[Collected data]
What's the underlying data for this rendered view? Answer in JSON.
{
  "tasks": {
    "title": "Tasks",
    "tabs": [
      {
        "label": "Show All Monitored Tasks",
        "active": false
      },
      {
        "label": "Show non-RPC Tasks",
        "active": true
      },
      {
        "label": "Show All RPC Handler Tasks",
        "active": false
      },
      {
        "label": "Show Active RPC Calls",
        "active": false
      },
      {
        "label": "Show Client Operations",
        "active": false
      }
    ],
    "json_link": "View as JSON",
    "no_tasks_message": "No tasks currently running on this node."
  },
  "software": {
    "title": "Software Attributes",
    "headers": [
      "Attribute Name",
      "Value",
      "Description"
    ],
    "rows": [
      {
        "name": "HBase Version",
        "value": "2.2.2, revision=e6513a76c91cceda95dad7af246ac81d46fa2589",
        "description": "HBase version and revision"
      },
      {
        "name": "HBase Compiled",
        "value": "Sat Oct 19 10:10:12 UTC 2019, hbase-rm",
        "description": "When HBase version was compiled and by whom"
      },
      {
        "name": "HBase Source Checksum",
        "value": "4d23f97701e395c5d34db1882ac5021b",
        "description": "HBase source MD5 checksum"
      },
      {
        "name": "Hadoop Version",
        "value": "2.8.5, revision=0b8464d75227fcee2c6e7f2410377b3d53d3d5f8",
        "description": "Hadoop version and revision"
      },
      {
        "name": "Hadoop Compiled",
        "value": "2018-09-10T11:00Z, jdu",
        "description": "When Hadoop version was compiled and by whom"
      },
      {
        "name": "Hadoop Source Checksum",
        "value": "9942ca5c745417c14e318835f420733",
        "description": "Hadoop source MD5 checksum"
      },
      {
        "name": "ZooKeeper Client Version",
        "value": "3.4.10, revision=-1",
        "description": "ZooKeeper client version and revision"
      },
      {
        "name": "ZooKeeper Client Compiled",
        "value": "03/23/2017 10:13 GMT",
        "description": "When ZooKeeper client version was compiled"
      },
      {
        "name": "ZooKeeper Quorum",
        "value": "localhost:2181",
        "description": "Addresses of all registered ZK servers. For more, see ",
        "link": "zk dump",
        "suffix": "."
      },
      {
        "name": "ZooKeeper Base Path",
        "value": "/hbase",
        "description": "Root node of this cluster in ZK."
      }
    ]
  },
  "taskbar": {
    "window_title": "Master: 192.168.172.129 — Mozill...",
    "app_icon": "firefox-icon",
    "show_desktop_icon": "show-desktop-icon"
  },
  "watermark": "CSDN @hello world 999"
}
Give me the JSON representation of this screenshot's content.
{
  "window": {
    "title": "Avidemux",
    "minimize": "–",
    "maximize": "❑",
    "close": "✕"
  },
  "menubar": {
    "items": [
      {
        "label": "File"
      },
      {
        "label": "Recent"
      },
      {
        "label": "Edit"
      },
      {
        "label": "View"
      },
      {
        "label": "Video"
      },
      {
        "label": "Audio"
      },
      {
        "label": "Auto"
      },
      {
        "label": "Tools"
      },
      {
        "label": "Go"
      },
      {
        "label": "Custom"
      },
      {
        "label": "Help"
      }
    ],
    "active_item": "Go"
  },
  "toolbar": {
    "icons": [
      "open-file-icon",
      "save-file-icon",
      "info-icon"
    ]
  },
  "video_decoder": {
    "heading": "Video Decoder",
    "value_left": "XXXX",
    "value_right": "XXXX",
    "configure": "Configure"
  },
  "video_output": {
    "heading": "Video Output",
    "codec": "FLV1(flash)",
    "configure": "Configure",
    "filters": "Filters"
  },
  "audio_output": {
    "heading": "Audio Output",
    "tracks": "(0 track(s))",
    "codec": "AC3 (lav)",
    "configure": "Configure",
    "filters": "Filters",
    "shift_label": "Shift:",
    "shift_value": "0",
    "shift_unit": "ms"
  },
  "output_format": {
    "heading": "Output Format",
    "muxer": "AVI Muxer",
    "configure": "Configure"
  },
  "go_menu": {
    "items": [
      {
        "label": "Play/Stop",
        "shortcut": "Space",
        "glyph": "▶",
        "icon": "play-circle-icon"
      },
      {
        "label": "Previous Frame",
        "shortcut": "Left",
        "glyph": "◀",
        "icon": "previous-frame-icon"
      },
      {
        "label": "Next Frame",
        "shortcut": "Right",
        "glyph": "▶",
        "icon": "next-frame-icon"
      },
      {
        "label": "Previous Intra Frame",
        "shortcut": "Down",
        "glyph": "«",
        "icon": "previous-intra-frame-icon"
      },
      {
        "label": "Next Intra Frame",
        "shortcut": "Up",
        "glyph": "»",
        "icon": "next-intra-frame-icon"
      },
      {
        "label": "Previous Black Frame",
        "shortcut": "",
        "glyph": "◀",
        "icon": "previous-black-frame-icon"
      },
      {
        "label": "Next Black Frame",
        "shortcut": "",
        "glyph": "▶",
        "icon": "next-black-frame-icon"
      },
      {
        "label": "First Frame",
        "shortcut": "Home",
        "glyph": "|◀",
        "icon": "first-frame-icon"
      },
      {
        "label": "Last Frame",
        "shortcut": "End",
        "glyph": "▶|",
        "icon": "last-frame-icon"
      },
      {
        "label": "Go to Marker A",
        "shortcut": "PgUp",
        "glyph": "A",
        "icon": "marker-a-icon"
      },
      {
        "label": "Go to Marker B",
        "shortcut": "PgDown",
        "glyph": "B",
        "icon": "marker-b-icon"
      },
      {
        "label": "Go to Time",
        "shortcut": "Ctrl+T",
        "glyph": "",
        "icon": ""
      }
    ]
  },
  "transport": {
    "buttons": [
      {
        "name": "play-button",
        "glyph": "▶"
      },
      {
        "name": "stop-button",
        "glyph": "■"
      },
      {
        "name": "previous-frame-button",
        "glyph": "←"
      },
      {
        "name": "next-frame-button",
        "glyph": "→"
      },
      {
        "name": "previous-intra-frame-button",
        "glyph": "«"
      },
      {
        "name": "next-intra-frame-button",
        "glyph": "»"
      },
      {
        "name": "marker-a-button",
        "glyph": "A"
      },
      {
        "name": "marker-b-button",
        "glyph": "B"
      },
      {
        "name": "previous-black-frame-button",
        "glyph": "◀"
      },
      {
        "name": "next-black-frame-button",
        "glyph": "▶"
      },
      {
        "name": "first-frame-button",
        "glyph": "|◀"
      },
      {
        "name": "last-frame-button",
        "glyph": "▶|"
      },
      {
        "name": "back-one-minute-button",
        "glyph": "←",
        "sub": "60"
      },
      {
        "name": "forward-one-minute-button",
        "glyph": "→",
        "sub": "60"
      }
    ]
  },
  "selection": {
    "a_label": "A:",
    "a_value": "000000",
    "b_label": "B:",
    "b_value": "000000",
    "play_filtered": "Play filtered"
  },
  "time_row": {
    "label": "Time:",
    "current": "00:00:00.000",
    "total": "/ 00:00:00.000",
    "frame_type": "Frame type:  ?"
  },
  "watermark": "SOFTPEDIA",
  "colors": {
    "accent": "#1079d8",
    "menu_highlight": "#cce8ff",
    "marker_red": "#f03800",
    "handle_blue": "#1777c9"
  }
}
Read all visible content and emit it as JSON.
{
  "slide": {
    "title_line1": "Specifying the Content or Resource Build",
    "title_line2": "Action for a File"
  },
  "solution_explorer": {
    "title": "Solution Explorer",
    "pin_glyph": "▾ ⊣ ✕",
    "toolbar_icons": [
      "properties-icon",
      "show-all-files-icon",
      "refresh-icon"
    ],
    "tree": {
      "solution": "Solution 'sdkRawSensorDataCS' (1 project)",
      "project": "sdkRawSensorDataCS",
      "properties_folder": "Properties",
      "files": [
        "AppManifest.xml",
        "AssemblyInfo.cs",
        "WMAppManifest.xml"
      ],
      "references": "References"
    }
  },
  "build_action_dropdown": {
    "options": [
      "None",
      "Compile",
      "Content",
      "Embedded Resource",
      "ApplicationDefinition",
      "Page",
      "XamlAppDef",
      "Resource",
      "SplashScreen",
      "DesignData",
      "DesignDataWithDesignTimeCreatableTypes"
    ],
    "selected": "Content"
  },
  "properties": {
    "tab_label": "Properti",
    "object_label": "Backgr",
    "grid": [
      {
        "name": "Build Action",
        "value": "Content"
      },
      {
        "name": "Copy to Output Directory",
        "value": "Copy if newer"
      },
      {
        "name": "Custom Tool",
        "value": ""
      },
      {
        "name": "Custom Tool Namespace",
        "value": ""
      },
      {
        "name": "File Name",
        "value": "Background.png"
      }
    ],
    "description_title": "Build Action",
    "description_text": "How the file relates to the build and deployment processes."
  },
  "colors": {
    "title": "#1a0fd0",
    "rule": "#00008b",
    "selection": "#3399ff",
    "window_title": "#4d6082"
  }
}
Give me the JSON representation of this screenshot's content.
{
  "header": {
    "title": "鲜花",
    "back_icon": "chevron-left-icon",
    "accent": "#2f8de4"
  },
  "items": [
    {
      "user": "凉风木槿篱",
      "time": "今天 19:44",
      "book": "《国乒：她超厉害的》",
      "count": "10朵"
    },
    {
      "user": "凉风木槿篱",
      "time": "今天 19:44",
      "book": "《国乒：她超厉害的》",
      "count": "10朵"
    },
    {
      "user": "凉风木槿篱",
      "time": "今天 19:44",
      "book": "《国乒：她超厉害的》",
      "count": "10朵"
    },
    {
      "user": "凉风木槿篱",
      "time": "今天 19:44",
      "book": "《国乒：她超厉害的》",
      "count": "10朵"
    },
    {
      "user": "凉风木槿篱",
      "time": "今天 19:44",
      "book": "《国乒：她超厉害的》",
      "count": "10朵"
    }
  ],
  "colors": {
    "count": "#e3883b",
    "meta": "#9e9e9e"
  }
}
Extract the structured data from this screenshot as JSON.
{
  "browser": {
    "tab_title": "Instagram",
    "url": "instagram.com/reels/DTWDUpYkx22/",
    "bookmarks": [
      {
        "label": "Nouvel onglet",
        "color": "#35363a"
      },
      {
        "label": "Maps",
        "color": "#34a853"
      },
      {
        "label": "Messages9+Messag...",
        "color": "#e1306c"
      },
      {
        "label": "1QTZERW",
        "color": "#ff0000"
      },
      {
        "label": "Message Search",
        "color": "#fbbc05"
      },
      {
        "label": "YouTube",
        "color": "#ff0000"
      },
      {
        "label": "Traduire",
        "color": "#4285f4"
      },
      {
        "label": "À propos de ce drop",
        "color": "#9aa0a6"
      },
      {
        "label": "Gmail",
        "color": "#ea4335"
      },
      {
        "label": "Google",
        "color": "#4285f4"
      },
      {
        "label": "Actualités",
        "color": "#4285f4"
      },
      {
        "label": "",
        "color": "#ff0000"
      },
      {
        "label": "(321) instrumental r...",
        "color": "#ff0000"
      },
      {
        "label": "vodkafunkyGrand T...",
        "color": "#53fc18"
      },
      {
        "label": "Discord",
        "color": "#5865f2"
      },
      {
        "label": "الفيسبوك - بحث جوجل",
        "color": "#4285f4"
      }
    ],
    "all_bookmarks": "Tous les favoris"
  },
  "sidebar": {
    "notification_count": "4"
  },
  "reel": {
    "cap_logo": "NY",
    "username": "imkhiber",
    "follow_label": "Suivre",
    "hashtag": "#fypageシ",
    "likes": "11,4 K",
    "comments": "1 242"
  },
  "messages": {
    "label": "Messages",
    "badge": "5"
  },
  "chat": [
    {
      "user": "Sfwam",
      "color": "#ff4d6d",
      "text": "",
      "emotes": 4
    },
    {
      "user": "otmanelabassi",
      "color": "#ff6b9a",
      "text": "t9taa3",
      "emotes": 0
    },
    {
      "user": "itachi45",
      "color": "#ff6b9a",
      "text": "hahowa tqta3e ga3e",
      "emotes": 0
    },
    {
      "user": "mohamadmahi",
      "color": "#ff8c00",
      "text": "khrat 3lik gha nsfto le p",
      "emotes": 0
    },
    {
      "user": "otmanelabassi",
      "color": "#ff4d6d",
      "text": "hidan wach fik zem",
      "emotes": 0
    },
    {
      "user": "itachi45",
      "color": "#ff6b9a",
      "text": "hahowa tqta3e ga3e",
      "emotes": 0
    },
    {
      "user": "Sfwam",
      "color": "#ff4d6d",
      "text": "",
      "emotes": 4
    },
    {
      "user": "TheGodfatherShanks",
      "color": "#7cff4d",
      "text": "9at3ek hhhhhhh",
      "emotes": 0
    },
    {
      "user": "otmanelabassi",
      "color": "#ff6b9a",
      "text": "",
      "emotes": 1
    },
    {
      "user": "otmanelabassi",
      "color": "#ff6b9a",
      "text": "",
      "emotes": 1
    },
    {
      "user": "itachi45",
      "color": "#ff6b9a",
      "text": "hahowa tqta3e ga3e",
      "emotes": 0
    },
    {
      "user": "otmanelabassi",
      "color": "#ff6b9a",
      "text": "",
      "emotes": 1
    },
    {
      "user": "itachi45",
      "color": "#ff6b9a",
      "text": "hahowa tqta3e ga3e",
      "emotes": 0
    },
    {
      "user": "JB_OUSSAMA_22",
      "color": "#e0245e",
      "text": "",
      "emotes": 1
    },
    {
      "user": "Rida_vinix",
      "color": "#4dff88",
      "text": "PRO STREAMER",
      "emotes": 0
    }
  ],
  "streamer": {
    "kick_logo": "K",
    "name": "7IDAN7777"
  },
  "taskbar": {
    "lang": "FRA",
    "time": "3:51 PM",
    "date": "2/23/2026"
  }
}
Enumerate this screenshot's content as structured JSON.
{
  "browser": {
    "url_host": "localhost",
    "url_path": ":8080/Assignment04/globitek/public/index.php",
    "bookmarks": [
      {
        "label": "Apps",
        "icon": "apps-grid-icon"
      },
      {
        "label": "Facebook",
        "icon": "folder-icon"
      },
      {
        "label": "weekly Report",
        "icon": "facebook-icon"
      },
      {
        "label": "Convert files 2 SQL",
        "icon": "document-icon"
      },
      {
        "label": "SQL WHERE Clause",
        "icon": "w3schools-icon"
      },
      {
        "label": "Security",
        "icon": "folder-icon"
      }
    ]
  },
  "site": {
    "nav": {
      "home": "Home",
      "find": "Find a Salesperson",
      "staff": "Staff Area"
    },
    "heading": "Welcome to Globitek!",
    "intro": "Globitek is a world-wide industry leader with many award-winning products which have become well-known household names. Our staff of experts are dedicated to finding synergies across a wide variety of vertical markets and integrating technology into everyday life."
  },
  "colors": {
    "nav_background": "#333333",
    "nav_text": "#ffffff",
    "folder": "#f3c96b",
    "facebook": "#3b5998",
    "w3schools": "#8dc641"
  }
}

The problem: From the data above, gather every line that includes the word "node".

Answer to the task:
    "no_tasks_message": "No tasks currently running on this node."
        "description": "Root node of this cluster in ZK."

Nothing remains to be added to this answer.